[Layout annotation records]
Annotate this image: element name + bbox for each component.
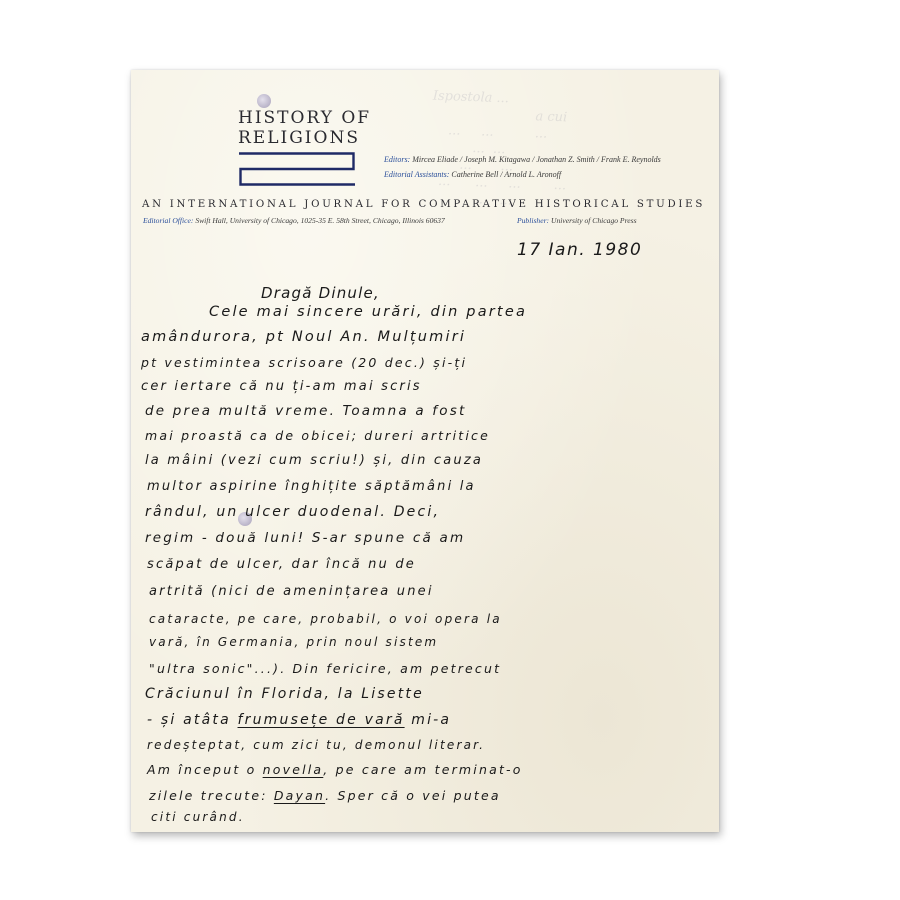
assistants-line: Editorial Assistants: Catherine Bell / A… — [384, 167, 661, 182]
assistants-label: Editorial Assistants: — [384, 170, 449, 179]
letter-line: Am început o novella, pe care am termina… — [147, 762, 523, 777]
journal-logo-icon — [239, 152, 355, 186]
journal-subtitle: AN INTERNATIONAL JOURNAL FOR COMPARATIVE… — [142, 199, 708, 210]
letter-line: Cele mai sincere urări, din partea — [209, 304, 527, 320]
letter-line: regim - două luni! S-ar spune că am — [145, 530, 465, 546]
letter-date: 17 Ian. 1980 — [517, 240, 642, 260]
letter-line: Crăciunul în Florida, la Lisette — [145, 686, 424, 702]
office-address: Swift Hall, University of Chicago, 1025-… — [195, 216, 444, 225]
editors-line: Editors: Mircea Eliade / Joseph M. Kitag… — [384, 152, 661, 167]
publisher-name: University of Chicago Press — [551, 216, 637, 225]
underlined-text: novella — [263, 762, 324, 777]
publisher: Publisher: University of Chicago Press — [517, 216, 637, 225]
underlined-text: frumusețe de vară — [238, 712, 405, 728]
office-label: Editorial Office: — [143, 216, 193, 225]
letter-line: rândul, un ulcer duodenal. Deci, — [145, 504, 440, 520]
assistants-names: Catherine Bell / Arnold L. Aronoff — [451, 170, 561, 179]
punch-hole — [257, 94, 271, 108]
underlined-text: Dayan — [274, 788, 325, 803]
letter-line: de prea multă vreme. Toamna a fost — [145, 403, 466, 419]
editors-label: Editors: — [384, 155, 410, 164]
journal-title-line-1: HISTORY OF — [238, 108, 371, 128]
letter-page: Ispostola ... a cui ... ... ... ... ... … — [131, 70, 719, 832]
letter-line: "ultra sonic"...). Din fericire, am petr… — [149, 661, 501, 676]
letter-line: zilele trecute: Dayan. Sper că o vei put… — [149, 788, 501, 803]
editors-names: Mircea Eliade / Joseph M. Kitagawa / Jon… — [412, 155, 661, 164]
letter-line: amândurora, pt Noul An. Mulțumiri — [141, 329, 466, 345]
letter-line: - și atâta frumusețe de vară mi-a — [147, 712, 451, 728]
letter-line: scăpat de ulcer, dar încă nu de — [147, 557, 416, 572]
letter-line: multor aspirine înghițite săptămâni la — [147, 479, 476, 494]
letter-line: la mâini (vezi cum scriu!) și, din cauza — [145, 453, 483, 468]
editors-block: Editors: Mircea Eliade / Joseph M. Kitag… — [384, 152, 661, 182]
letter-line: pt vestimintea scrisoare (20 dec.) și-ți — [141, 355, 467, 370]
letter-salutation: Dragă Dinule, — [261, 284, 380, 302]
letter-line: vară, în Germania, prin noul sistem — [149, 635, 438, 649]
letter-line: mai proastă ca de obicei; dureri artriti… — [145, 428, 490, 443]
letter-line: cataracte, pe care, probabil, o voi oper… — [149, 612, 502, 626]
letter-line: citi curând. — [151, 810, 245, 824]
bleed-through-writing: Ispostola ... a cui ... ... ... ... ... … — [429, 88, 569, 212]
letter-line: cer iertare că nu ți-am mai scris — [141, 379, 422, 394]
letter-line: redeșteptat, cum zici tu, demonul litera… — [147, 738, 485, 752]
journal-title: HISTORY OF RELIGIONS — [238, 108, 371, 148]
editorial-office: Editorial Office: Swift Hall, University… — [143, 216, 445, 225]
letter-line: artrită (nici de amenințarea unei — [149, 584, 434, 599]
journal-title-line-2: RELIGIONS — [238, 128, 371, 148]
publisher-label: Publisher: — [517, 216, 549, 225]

Exercise requirements =
Copy the lines of the listing verbatim, from the line with "assistants-line: Editorial Assistants: Catherine" up to and including the line with "letter-date: 17 Ian.".

Solution to the problem =
assistants-line: Editorial Assistants: Catherine Bell / A… — [384, 167, 661, 182]
assistants-label: Editorial Assistants: — [384, 170, 449, 179]
letter-line: Am început o novella, pe care am termina… — [147, 762, 523, 777]
journal-logo-icon — [239, 152, 355, 186]
journal-subtitle: AN INTERNATIONAL JOURNAL FOR COMPARATIVE… — [142, 199, 708, 210]
letter-line: Cele mai sincere urări, din partea — [209, 304, 527, 320]
letter-line: regim - două luni! S-ar spune că am — [145, 530, 465, 546]
letter-date: 17 Ian. 1980 — [517, 240, 642, 260]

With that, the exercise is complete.